──────── Information shown

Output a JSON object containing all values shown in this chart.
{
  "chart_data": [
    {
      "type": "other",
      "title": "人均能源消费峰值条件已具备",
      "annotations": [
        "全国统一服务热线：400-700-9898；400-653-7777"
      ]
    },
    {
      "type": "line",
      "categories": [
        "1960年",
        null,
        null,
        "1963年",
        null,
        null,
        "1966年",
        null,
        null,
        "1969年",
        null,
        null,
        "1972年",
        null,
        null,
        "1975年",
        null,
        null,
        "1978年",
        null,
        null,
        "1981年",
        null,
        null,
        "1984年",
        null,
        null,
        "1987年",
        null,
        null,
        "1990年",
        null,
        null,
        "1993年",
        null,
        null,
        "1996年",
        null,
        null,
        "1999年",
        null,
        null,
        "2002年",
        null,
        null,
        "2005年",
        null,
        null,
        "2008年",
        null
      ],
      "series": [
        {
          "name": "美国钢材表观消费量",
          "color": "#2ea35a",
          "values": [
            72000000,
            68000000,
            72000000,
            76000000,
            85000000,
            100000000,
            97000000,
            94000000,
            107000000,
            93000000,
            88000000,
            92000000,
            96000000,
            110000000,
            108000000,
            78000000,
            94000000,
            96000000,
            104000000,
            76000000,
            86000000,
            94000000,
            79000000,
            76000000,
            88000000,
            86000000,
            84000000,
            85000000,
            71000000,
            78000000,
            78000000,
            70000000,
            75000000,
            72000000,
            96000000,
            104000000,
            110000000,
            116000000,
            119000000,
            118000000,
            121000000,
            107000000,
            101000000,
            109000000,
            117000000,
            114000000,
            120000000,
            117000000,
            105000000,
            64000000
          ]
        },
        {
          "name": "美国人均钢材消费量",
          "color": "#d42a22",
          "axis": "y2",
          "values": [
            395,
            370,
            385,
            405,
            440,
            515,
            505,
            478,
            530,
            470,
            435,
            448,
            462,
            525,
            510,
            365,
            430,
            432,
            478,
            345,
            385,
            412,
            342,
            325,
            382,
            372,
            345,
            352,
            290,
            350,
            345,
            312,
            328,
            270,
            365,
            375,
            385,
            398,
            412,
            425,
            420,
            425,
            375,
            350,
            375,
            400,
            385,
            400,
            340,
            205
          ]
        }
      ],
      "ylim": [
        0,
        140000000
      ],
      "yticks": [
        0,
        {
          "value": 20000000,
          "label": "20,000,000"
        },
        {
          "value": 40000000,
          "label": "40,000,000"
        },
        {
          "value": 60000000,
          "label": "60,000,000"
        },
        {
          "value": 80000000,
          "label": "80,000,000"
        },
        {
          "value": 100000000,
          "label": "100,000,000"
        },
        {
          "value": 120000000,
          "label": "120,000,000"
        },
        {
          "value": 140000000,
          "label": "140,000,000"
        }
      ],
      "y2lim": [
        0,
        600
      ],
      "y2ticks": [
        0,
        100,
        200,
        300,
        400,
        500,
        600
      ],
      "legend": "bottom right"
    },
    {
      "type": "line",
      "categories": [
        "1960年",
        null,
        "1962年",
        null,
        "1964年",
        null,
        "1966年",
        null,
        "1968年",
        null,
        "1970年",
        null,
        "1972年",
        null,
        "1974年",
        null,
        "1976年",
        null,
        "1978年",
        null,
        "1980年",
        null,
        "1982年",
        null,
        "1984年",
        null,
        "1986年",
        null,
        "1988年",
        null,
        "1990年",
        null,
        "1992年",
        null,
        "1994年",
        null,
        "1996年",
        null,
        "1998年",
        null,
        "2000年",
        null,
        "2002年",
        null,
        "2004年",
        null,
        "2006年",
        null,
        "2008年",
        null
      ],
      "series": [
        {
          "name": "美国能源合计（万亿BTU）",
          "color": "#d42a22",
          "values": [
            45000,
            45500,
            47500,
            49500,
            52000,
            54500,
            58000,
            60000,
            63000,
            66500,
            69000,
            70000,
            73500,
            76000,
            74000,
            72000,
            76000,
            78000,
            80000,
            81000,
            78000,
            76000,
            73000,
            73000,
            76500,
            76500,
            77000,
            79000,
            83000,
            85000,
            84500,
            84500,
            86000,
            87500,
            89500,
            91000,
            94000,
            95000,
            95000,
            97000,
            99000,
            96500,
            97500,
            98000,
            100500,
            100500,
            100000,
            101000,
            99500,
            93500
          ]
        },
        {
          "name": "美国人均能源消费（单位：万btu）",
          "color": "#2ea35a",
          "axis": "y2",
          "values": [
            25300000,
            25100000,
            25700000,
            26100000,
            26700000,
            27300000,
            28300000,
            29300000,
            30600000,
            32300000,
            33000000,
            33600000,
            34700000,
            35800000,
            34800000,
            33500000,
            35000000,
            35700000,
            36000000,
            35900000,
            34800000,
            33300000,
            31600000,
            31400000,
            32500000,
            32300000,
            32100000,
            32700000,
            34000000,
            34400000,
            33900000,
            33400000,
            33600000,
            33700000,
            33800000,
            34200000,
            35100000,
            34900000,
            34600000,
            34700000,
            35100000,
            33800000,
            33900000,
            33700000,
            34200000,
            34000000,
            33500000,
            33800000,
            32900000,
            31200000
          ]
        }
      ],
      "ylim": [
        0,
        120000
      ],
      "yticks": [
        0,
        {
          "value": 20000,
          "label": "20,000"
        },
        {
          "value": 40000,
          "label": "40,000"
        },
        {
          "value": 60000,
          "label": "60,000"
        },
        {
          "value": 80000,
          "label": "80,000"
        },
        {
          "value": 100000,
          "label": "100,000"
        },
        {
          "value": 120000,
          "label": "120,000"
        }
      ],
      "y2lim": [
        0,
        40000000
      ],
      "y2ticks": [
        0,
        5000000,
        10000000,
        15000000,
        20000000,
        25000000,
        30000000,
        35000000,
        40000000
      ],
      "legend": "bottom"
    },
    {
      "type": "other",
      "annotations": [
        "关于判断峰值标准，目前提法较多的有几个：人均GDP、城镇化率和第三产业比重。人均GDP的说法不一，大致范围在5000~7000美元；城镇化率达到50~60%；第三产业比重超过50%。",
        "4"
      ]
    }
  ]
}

────────────────

**Exercise instructions**
Copy out the whole listing exactly; please set it all down.

**Correct output**
Output a JSON object containing all values shown in this chart.
{
  "chart_data": [
    {
      "type": "other",
      "title": "人均能源消费峰值条件已具备",
      "annotations": [
        "全国统一服务热线：400-700-9898；400-653-7777"
      ]
    },
    {
      "type": "line",
      "categories": [
        "1960年",
        null,
        null,
        "1963年",
        null,
        null,
        "1966年",
        null,
        null,
        "1969年",
        null,
        null,
        "1972年",
        null,
        null,
        "1975年",
        null,
        null,
        "1978年",
        null,
        null,
        "1981年",
        null,
        null,
        "1984年",
        null,
        null,
        "1987年",
        null,
        null,
        "1990年",
        null,
        null,
        "1993年",
        null,
        null,
        "1996年",
        null,
        null,
        "1999年",
        null,
        null,
        "2002年",
        null,
        null,
        "2005年",
        null,
        null,
        "2008年",
        null
      ],
      "series": [
        {
          "name": "美国钢材表观消费量",
          "color": "#2ea35a",
          "values": [
            72000000,
            68000000,
            72000000,
            76000000,
            85000000,
            100000000,
            97000000,
            94000000,
            107000000,
            93000000,
            88000000,
            92000000,
            96000000,
            110000000,
            108000000,
            78000000,
            94000000,
            96000000,
            104000000,
            76000000,
            86000000,
            94000000,
            79000000,
            76000000,
            88000000,
            86000000,
            84000000,
            85000000,
            71000000,
            78000000,
            78000000,
            70000000,
            75000000,
            72000000,
            96000000,
            104000000,
            110000000,
            116000000,
            119000000,
            118000000,
            121000000,
            107000000,
            101000000,
            109000000,
            117000000,
            114000000,
            120000000,
            117000000,
            105000000,
            64000000
          ]
        },
        {
          "name": "美国人均钢材消费量",
          "color": "#d42a22",
          "axis": "y2",
          "values": [
            395,
            370,
            385,
            405,
            440,
            515,
            505,
            478,
            530,
            470,
            435,
            448,
            462,
            525,
            510,
            365,
            430,
            432,
            478,
            345,
            385,
            412,
            342,
            325,
            382,
            372,
            345,
            352,
            290,
            350,
            345,
            312,
            328,
            270,
            365,
            375,
            385,
            398,
            412,
            425,
            420,
            425,
            375,
            350,
            375,
            400,
            385,
            400,
            340,
            205
          ]
        }
      ],
      "ylim": [
        0,
        140000000
      ],
      "yticks": [
        0,
        {
          "value": 20000000,
          "label": "20,000,000"
        },
        {
          "value": 40000000,
          "label": "40,000,000"
        },
        {
          "value": 60000000,
          "label": "60,000,000"
        },
        {
          "value": 80000000,
          "label": "80,000,000"
        },
        {
          "value": 100000000,
          "label": "100,000,000"
        },
        {
          "value": 120000000,
          "label": "120,000,000"
        },
        {
          "value": 140000000,
          "label": "140,000,000"
        }
      ],
      "y2lim": [
        0,
        600
      ],
      "y2ticks": [
        0,
        100,
        200,
        300,
        400,
        500,
        600
      ],
      "legend": "bottom right"
    },
    {
      "type": "line",
      "categories": [
        "1960年",
        null,
        "1962年",
        null,
        "1964年",
        null,
        "1966年",
        null,
        "1968年",
        null,
        "1970年",
        null,
        "1972年",
        null,
        "1974年",
        null,
        "1976年",
        null,
        "1978年",
        null,
        "1980年",
        null,
        "1982年",
        null,
        "1984年",
        null,
        "1986年",
        null,
        "1988年",
        null,
        "1990年",
        null,
        "1992年",
        null,
        "1994年",
        null,
        "1996年",
        null,
        "1998年",
        null,
        "2000年",
        null,
        "2002年",
        null,
        "2004年",
        null,
        "2006年",
        null,
        "2008年",
        null
      ],
      "series": [
        {
          "name": "美国能源合计（万亿BTU）",
          "color": "#d42a22",
          "values": [
            45000,
            45500,
            47500,
            49500,
            52000,
            54500,
            58000,
            60000,
            63000,
            66500,
            69000,
            70000,
            73500,
            76000,
            74000,
            72000,
            76000,
            78000,
            80000,
            81000,
            78000,
            76000,
            73000,
            73000,
            76500,
            76500,
            77000,
            79000,
            83000,
            85000,
            84500,
            84500,
            86000,
            87500,
            89500,
            91000,
            94000,
            95000,
            95000,
            97000,
            99000,
            96500,
            97500,
            98000,
            100500,
            100500,
            100000,
            101000,
            99500,
            93500
          ]
        },
        {
          "name": "美国人均能源消费（单位：万btu）",
          "color": "#2ea35a",
          "axis": "y2",
          "values": [
            25300000,
            25100000,
            25700000,
            26100000,
            26700000,
            27300000,
            28300000,
            29300000,
            30600000,
            32300000,
            33000000,
            33600000,
            34700000,
            35800000,
            34800000,
            33500000,
            35000000,
            35700000,
            36000000,
            35900000,
            34800000,
            33300000,
            31600000,
            31400000,
            32500000,
            32300000,
            32100000,
            32700000,
            34000000,
            34400000,
            33900000,
            33400000,
            33600000,
            33700000,
            33800000,
            34200000,
            35100000,
            34900000,
            34600000,
            34700000,
            35100000,
            33800000,
            33900000,
            33700000,
            34200000,
            34000000,
            33500000,
            33800000,
            32900000,
            31200000
          ]
        }
      ],
      "ylim": [
        0,
        120000
      ],
      "yticks": [
        0,
        {
          "value": 20000,
          "label": "20,000"
        },
        {
          "value": 40000,
          "label": "40,000"
        },
        {
          "value": 60000,
          "label": "60,000"
        },
        {
          "value": 80000,
          "label": "80,000"
        },
        {
          "value": 100000,
          "label": "100,000"
        },
        {
          "value": 120000,
          "label": "120,000"
        }
      ],
      "y2lim": [
        0,
        40000000
      ],
      "y2ticks": [
        0,
        5000000,
        10000000,
        15000000,
        20000000,
        25000000,
        30000000,
        35000000,
        40000000
      ],
      "legend": "bottom"
    },
    {
      "type": "other",
      "annotations": [
        "关于判断峰值标准，目前提法较多的有几个：人均GDP、城镇化率和第三产业比重。人均GDP的说法不一，大致范围在5000~7000美元；城镇化率达到50~60%；第三产业比重超过50%。",
        "4"
      ]
    }
  ]
}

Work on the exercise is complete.